No images are to be carried over; print all other material exactly as it stands.

### Supplied material:
(begin)

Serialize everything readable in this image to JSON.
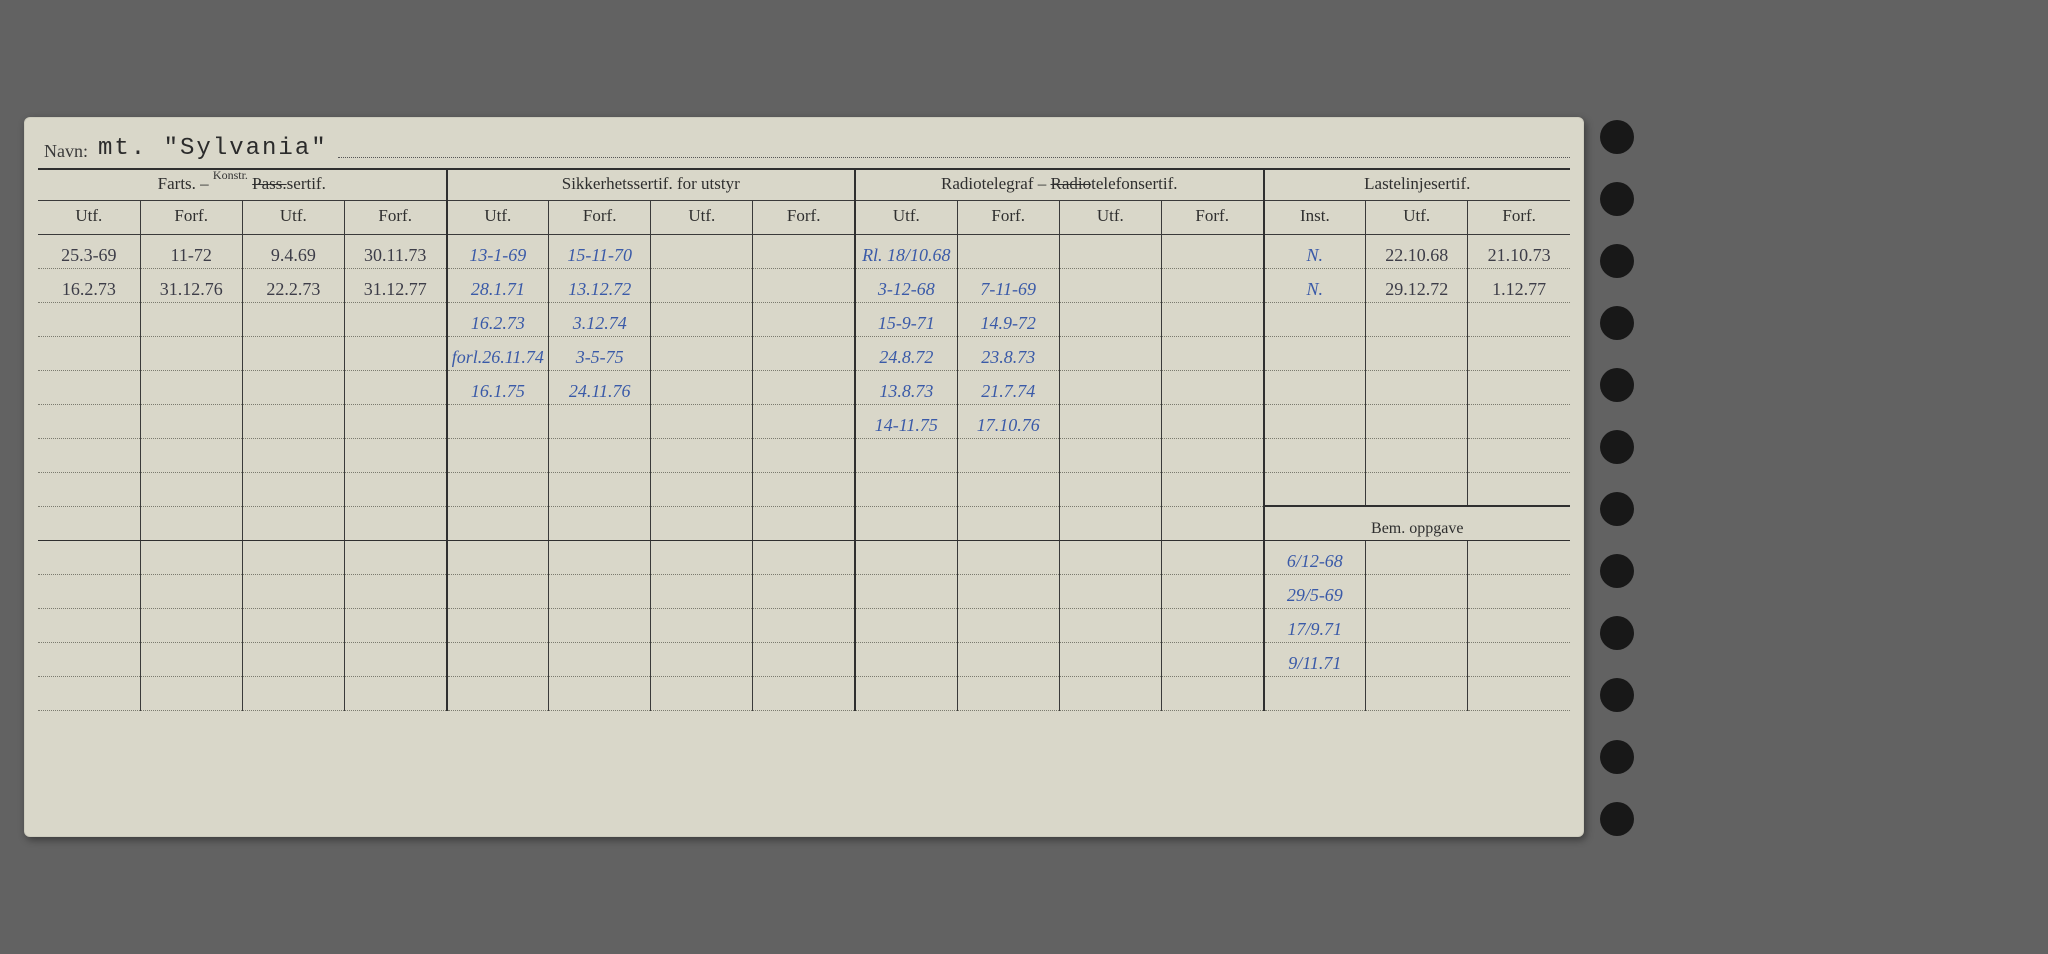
{
  "card": {
    "name_label": "Navn:",
    "name_value": "mt. \"Sylvania\"",
    "background_color": "#d9d7c9",
    "rule_color": "#2f2f2f",
    "dotted_color": "#7b7b6f",
    "hand_blue": "#3a5aa8",
    "hand_dark": "#3d3d48"
  },
  "headers": {
    "group1": "Farts. – ",
    "group1_strike": "Pass.",
    "group1_annot": "Konstr.",
    "group1_suffix": "sertif.",
    "group2": "Sikkerhetssertif. for utstyr",
    "group3": "Radiotelegraf – ",
    "group3_strike": "Radio",
    "group3_suffix": "telefonsertif.",
    "group4": "Lastelinjesertif.",
    "utf": "Utf.",
    "forf": "Forf.",
    "inst": "Inst.",
    "bem": "Bem. oppgave"
  },
  "rows": [
    {
      "c": [
        "25.3-69",
        "11-72",
        "9.4.69",
        "30.11.73",
        "13-1-69",
        "15-11-70",
        "",
        "",
        "Rl. 18/10.68",
        "",
        "",
        "",
        "N.",
        "22.10.68",
        "21.10.73"
      ],
      "style": [
        "dark",
        "dark",
        "dark",
        "dark",
        "blue",
        "blue",
        "",
        "",
        "blue",
        "",
        "",
        "",
        "blue",
        "dark",
        "dark"
      ]
    },
    {
      "c": [
        "16.2.73",
        "31.12.76",
        "22.2.73",
        "31.12.77",
        "28.1.71",
        "13.12.72",
        "",
        "",
        "3-12-68",
        "7-11-69",
        "",
        "",
        "N.",
        "29.12.72",
        "1.12.77"
      ],
      "style": [
        "dark",
        "dark",
        "dark",
        "dark",
        "blue",
        "blue",
        "",
        "",
        "blue",
        "blue",
        "",
        "",
        "blue",
        "dark",
        "dark"
      ]
    },
    {
      "c": [
        "",
        "",
        "",
        "",
        "16.2.73",
        "3.12.74",
        "",
        "",
        "15-9-71",
        "14.9-72",
        "",
        "",
        "",
        "",
        ""
      ],
      "style": [
        "",
        "",
        "",
        "",
        "blue",
        "blue",
        "",
        "",
        "blue",
        "blue",
        "",
        "",
        "",
        "",
        ""
      ]
    },
    {
      "c": [
        "",
        "",
        "",
        "",
        "forl.26.11.74",
        "3-5-75",
        "",
        "",
        "24.8.72",
        "23.8.73",
        "",
        "",
        "",
        "",
        ""
      ],
      "style": [
        "",
        "",
        "",
        "",
        "blue",
        "blue",
        "",
        "",
        "blue",
        "blue",
        "",
        "",
        "",
        "",
        ""
      ]
    },
    {
      "c": [
        "",
        "",
        "",
        "",
        "16.1.75",
        "24.11.76",
        "",
        "",
        "13.8.73",
        "21.7.74",
        "",
        "",
        "",
        "",
        ""
      ],
      "style": [
        "",
        "",
        "",
        "",
        "blue",
        "blue",
        "",
        "",
        "blue",
        "blue",
        "",
        "",
        "",
        "",
        ""
      ]
    },
    {
      "c": [
        "",
        "",
        "",
        "",
        "",
        "",
        "",
        "",
        "14-11.75",
        "17.10.76",
        "",
        "",
        "",
        "",
        ""
      ],
      "style": [
        "",
        "",
        "",
        "",
        "",
        "",
        "",
        "",
        "blue",
        "blue",
        "",
        "",
        "",
        "",
        ""
      ]
    },
    {
      "c": [
        "",
        "",
        "",
        "",
        "",
        "",
        "",
        "",
        "",
        "",
        "",
        "",
        "",
        "",
        ""
      ],
      "style": []
    },
    {
      "c": [
        "",
        "",
        "",
        "",
        "",
        "",
        "",
        "",
        "",
        "",
        "",
        "",
        "",
        "",
        ""
      ],
      "style": []
    }
  ],
  "bem_rows": [
    {
      "c": "6/12-68"
    },
    {
      "c": "29/5-69"
    },
    {
      "c": "17/9.71"
    },
    {
      "c": "9/11.71"
    },
    {
      "c": ""
    }
  ]
}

(end)

### Task result:
Serialize everything readable in this image to JSON.
{
  "card": {
    "name_label": "Navn:",
    "name_value": "mt. \"Sylvania\"",
    "background_color": "#d9d7c9",
    "rule_color": "#2f2f2f",
    "dotted_color": "#7b7b6f",
    "hand_blue": "#3a5aa8",
    "hand_dark": "#3d3d48"
  },
  "headers": {
    "group1": "Farts. – ",
    "group1_strike": "Pass.",
    "group1_annot": "Konstr.",
    "group1_suffix": "sertif.",
    "group2": "Sikkerhetssertif. for utstyr",
    "group3": "Radiotelegraf – ",
    "group3_strike": "Radio",
    "group3_suffix": "telefonsertif.",
    "group4": "Lastelinjesertif.",
    "utf": "Utf.",
    "forf": "Forf.",
    "inst": "Inst.",
    "bem": "Bem. oppgave"
  },
  "rows": [
    {
      "c": [
        "25.3-69",
        "11-72",
        "9.4.69",
        "30.11.73",
        "13-1-69",
        "15-11-70",
        "",
        "",
        "Rl. 18/10.68",
        "",
        "",
        "",
        "N.",
        "22.10.68",
        "21.10.73"
      ],
      "style": [
        "dark",
        "dark",
        "dark",
        "dark",
        "blue",
        "blue",
        "",
        "",
        "blue",
        "",
        "",
        "",
        "blue",
        "dark",
        "dark"
      ]
    },
    {
      "c": [
        "16.2.73",
        "31.12.76",
        "22.2.73",
        "31.12.77",
        "28.1.71",
        "13.12.72",
        "",
        "",
        "3-12-68",
        "7-11-69",
        "",
        "",
        "N.",
        "29.12.72",
        "1.12.77"
      ],
      "style": [
        "dark",
        "dark",
        "dark",
        "dark",
        "blue",
        "blue",
        "",
        "",
        "blue",
        "blue",
        "",
        "",
        "blue",
        "dark",
        "dark"
      ]
    },
    {
      "c": [
        "",
        "",
        "",
        "",
        "16.2.73",
        "3.12.74",
        "",
        "",
        "15-9-71",
        "14.9-72",
        "",
        "",
        "",
        "",
        ""
      ],
      "style": [
        "",
        "",
        "",
        "",
        "blue",
        "blue",
        "",
        "",
        "blue",
        "blue",
        "",
        "",
        "",
        "",
        ""
      ]
    },
    {
      "c": [
        "",
        "",
        "",
        "",
        "forl.26.11.74",
        "3-5-75",
        "",
        "",
        "24.8.72",
        "23.8.73",
        "",
        "",
        "",
        "",
        ""
      ],
      "style": [
        "",
        "",
        "",
        "",
        "blue",
        "blue",
        "",
        "",
        "blue",
        "blue",
        "",
        "",
        "",
        "",
        ""
      ]
    },
    {
      "c": [
        "",
        "",
        "",
        "",
        "16.1.75",
        "24.11.76",
        "",
        "",
        "13.8.73",
        "21.7.74",
        "",
        "",
        "",
        "",
        ""
      ],
      "style": [
        "",
        "",
        "",
        "",
        "blue",
        "blue",
        "",
        "",
        "blue",
        "blue",
        "",
        "",
        "",
        "",
        ""
      ]
    },
    {
      "c": [
        "",
        "",
        "",
        "",
        "",
        "",
        "",
        "",
        "14-11.75",
        "17.10.76",
        "",
        "",
        "",
        "",
        ""
      ],
      "style": [
        "",
        "",
        "",
        "",
        "",
        "",
        "",
        "",
        "blue",
        "blue",
        "",
        "",
        "",
        "",
        ""
      ]
    },
    {
      "c": [
        "",
        "",
        "",
        "",
        "",
        "",
        "",
        "",
        "",
        "",
        "",
        "",
        "",
        "",
        ""
      ],
      "style": []
    },
    {
      "c": [
        "",
        "",
        "",
        "",
        "",
        "",
        "",
        "",
        "",
        "",
        "",
        "",
        "",
        "",
        ""
      ],
      "style": []
    }
  ],
  "bem_rows": [
    {
      "c": "6/12-68"
    },
    {
      "c": "29/5-69"
    },
    {
      "c": "17/9.71"
    },
    {
      "c": "9/11.71"
    },
    {
      "c": ""
    }
  ]
}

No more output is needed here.